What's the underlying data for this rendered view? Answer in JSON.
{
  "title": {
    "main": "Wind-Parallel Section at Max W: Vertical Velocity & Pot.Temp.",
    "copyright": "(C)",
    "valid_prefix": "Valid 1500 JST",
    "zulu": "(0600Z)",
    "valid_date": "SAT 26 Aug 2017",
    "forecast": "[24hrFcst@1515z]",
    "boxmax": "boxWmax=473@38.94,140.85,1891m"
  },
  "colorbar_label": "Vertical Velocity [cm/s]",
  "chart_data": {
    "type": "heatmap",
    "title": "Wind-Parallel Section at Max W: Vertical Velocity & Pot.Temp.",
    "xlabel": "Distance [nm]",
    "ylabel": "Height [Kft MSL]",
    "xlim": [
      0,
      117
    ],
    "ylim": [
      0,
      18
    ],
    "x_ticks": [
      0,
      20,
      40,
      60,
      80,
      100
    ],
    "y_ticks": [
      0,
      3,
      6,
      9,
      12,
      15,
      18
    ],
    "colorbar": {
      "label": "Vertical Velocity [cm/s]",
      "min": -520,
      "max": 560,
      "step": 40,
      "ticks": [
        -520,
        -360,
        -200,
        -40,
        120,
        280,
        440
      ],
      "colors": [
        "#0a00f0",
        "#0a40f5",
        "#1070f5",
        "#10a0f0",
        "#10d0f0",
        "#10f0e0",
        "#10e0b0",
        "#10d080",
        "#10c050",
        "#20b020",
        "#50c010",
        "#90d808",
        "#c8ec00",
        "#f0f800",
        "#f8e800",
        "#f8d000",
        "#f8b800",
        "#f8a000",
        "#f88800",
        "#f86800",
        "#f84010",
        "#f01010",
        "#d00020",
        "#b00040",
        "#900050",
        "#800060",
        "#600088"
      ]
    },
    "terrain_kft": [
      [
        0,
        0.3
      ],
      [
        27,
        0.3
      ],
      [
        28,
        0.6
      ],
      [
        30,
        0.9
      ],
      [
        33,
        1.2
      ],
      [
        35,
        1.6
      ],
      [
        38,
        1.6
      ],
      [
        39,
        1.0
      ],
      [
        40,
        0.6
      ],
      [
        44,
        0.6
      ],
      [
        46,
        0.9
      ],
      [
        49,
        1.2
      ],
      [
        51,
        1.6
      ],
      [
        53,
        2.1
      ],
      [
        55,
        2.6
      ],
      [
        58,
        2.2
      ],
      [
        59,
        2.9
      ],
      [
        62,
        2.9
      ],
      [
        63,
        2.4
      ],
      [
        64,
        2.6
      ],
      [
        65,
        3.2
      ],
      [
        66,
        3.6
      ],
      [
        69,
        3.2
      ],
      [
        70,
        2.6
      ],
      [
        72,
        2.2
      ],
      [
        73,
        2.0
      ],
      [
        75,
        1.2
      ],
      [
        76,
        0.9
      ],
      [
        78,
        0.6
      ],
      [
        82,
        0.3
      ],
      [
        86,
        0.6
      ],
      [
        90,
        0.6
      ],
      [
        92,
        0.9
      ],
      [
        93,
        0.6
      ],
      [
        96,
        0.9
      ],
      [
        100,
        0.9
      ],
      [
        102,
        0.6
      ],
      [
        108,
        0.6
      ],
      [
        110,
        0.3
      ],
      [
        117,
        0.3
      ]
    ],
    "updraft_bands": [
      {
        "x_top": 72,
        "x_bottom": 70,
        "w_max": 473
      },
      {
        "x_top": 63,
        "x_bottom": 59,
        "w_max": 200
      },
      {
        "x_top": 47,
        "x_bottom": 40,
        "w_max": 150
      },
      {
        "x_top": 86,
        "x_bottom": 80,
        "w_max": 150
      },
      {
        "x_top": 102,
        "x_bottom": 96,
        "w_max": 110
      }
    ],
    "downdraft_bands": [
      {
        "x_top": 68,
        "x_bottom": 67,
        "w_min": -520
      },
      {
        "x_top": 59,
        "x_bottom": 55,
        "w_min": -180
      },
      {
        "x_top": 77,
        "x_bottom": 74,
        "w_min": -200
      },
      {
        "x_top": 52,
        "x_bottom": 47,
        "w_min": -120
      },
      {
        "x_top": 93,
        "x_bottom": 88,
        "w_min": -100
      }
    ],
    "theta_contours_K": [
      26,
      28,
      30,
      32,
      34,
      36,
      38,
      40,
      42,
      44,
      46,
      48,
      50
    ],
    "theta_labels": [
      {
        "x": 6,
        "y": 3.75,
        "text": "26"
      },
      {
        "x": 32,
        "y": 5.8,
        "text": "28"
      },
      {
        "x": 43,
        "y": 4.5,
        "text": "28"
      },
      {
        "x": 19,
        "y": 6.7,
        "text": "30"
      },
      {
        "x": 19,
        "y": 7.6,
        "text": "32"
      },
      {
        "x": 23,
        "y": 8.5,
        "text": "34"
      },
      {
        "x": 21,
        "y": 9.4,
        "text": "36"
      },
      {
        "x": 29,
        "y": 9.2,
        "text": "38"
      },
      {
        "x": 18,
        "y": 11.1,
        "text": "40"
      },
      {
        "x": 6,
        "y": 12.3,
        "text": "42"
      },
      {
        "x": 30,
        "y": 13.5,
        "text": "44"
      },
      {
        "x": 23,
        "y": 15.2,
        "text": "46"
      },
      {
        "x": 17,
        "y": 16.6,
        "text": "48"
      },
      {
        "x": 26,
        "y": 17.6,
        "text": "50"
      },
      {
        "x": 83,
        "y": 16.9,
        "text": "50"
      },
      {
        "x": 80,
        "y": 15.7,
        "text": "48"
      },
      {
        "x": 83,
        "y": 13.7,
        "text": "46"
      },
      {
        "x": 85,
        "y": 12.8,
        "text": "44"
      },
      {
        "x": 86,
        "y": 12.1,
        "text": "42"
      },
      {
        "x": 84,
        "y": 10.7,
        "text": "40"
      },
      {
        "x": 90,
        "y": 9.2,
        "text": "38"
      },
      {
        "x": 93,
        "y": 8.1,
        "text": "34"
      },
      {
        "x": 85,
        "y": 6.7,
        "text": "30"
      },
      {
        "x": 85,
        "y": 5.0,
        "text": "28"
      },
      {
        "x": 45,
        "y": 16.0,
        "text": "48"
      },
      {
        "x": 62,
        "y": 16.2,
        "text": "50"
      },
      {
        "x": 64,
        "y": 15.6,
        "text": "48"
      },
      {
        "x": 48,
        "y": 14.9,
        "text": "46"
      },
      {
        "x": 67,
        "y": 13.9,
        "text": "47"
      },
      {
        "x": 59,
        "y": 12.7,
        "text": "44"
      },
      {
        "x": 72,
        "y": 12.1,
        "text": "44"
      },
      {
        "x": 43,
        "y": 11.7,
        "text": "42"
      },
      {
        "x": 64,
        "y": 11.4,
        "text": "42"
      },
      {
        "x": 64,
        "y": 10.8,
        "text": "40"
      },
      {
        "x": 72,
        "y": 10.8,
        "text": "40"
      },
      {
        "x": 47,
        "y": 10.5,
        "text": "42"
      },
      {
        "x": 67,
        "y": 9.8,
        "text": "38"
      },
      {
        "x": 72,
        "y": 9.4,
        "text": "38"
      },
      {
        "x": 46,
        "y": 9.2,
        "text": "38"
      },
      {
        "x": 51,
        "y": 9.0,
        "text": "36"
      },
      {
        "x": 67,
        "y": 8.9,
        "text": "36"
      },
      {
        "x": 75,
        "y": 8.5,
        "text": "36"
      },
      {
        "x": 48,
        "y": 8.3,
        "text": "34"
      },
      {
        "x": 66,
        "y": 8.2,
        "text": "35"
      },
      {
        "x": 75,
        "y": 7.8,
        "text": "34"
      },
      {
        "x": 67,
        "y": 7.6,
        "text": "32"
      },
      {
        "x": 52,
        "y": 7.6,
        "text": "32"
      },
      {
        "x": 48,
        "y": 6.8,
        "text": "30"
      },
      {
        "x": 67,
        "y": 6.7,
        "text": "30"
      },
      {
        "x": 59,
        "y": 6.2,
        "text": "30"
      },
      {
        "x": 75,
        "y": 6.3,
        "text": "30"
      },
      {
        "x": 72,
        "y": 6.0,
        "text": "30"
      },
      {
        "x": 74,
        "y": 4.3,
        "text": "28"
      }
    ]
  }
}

--------------------------------------------------

* _Given exercise_: Lines containing the string "Section" should be counted; reply with their number and nothing more.

* _Exercise result_: 2